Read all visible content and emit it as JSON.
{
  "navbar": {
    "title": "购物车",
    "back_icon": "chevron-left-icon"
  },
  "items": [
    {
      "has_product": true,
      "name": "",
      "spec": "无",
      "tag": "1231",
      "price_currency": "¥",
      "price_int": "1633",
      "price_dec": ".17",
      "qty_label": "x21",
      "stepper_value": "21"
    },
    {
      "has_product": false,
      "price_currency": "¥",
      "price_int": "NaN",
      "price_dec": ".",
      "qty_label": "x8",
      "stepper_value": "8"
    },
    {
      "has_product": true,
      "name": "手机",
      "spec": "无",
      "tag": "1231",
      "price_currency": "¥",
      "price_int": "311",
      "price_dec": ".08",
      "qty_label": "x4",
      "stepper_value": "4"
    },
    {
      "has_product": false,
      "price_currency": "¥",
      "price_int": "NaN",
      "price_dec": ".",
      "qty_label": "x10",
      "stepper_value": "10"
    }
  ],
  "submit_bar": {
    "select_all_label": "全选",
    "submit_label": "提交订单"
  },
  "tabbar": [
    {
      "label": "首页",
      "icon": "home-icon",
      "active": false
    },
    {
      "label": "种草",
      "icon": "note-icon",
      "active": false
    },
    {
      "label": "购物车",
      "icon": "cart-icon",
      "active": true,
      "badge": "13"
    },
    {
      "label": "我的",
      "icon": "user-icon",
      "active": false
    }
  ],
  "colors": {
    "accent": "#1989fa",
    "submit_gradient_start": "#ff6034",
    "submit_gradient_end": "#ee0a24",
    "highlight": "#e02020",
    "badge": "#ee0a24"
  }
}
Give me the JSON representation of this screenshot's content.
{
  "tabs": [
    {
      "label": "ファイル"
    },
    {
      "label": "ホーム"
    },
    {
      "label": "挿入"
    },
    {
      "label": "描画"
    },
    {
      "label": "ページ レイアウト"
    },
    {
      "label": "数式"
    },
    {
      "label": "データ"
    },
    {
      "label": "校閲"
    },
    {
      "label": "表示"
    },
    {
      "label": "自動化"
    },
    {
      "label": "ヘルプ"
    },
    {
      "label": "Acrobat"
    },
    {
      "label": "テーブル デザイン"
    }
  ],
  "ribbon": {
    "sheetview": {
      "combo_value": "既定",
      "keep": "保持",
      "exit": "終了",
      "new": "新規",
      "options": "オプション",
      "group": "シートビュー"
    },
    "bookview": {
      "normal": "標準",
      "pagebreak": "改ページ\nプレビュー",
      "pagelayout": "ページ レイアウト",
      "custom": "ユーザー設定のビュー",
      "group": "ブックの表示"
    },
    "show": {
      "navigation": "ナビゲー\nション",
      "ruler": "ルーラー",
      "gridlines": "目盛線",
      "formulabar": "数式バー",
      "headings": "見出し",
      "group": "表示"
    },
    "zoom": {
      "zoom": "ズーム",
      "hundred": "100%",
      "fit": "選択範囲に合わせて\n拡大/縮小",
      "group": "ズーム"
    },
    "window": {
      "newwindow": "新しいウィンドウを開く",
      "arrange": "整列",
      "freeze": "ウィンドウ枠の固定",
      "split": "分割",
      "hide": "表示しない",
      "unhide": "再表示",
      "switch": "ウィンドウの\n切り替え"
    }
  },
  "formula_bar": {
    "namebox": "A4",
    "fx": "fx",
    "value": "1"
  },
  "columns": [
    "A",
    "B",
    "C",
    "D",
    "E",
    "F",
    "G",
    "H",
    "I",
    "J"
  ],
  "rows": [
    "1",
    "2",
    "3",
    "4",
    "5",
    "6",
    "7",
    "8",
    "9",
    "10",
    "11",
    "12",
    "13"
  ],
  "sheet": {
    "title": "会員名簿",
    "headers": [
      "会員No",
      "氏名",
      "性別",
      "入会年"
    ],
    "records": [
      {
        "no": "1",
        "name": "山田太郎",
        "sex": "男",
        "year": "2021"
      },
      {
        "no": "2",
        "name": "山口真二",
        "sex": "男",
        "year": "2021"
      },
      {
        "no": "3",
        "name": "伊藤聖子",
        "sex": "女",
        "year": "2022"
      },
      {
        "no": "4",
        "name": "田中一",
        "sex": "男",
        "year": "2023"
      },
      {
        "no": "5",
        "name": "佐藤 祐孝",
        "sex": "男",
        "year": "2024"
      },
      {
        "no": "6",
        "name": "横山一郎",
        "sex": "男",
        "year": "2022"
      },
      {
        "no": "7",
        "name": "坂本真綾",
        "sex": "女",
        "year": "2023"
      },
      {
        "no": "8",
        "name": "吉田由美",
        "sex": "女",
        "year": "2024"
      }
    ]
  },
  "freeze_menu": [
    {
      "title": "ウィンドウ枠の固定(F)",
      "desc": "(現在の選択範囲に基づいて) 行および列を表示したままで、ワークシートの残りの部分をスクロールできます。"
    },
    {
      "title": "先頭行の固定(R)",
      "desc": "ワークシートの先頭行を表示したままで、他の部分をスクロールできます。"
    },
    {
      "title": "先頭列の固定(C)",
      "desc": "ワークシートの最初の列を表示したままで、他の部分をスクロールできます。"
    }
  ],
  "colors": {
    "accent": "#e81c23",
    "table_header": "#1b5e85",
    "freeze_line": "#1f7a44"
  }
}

(WHAT IS BEING ASKED): Go through the records above and retype each one exactly.

(REPLY TO THE EXERCISE):
Read all visible content and emit it as JSON.
{
  "navbar": {
    "title": "购物车",
    "back_icon": "chevron-left-icon"
  },
  "items": [
    {
      "has_product": true,
      "name": "",
      "spec": "无",
      "tag": "1231",
      "price_currency": "¥",
      "price_int": "1633",
      "price_dec": ".17",
      "qty_label": "x21",
      "stepper_value": "21"
    },
    {
      "has_product": false,
      "price_currency": "¥",
      "price_int": "NaN",
      "price_dec": ".",
      "qty_label": "x8",
      "stepper_value": "8"
    },
    {
      "has_product": true,
      "name": "手机",
      "spec": "无",
      "tag": "1231",
      "price_currency": "¥",
      "price_int": "311",
      "price_dec": ".08",
      "qty_label": "x4",
      "stepper_value": "4"
    },
    {
      "has_product": false,
      "price_currency": "¥",
      "price_int": "NaN",
      "price_dec": ".",
      "qty_label": "x10",
      "stepper_value": "10"
    }
  ],
  "submit_bar": {
    "select_all_label": "全选",
    "submit_label": "提交订单"
  },
  "tabbar": [
    {
      "label": "首页",
      "icon": "home-icon",
      "active": false
    },
    {
      "label": "种草",
      "icon": "note-icon",
      "active": false
    },
    {
      "label": "购物车",
      "icon": "cart-icon",
      "active": true,
      "badge": "13"
    },
    {
      "label": "我的",
      "icon": "user-icon",
      "active": false
    }
  ],
  "colors": {
    "accent": "#1989fa",
    "submit_gradient_start": "#ff6034",
    "submit_gradient_end": "#ee0a24",
    "highlight": "#e02020",
    "badge": "#ee0a24"
  }
}
Give me the JSON representation of this screenshot's content.
{
  "tabs": [
    {
      "label": "ファイル"
    },
    {
      "label": "ホーム"
    },
    {
      "label": "挿入"
    },
    {
      "label": "描画"
    },
    {
      "label": "ページ レイアウト"
    },
    {
      "label": "数式"
    },
    {
      "label": "データ"
    },
    {
      "label": "校閲"
    },
    {
      "label": "表示"
    },
    {
      "label": "自動化"
    },
    {
      "label": "ヘルプ"
    },
    {
      "label": "Acrobat"
    },
    {
      "label": "テーブル デザイン"
    }
  ],
  "ribbon": {
    "sheetview": {
      "combo_value": "既定",
      "keep": "保持",
      "exit": "終了",
      "new": "新規",
      "options": "オプション",
      "group": "シートビュー"
    },
    "bookview": {
      "normal": "標準",
      "pagebreak": "改ページ\nプレビュー",
      "pagelayout": "ページ レイアウト",
      "custom": "ユーザー設定のビュー",
      "group": "ブックの表示"
    },
    "show": {
      "navigation": "ナビゲー\nション",
      "ruler": "ルーラー",
      "gridlines": "目盛線",
      "formulabar": "数式バー",
      "headings": "見出し",
      "group": "表示"
    },
    "zoom": {
      "zoom": "ズーム",
      "hundred": "100%",
      "fit": "選択範囲に合わせて\n拡大/縮小",
      "group": "ズーム"
    },
    "window": {
      "newwindow": "新しいウィンドウを開く",
      "arrange": "整列",
      "freeze": "ウィンドウ枠の固定",
      "split": "分割",
      "hide": "表示しない",
      "unhide": "再表示",
      "switch": "ウィンドウの\n切り替え"
    }
  },
  "formula_bar": {
    "namebox": "A4",
    "fx": "fx",
    "value": "1"
  },
  "columns": [
    "A",
    "B",
    "C",
    "D",
    "E",
    "F",
    "G",
    "H",
    "I",
    "J"
  ],
  "rows": [
    "1",
    "2",
    "3",
    "4",
    "5",
    "6",
    "7",
    "8",
    "9",
    "10",
    "11",
    "12",
    "13"
  ],
  "sheet": {
    "title": "会員名簿",
    "headers": [
      "会員No",
      "氏名",
      "性別",
      "入会年"
    ],
    "records": [
      {
        "no": "1",
        "name": "山田太郎",
        "sex": "男",
        "year": "2021"
      },
      {
        "no": "2",
        "name": "山口真二",
        "sex": "男",
        "year": "2021"
      },
      {
        "no": "3",
        "name": "伊藤聖子",
        "sex": "女",
        "year": "2022"
      },
      {
        "no": "4",
        "name": "田中一",
        "sex": "男",
        "year": "2023"
      },
      {
        "no": "5",
        "name": "佐藤 祐孝",
        "sex": "男",
        "year": "2024"
      },
      {
        "no": "6",
        "name": "横山一郎",
        "sex": "男",
        "year": "2022"
      },
      {
        "no": "7",
        "name": "坂本真綾",
        "sex": "女",
        "year": "2023"
      },
      {
        "no": "8",
        "name": "吉田由美",
        "sex": "女",
        "year": "2024"
      }
    ]
  },
  "freeze_menu": [
    {
      "title": "ウィンドウ枠の固定(F)",
      "desc": "(現在の選択範囲に基づいて) 行および列を表示したままで、ワークシートの残りの部分をスクロールできます。"
    },
    {
      "title": "先頭行の固定(R)",
      "desc": "ワークシートの先頭行を表示したままで、他の部分をスクロールできます。"
    },
    {
      "title": "先頭列の固定(C)",
      "desc": "ワークシートの最初の列を表示したままで、他の部分をスクロールできます。"
    }
  ],
  "colors": {
    "accent": "#e81c23",
    "table_header": "#1b5e85",
    "freeze_line": "#1f7a44"
  }
}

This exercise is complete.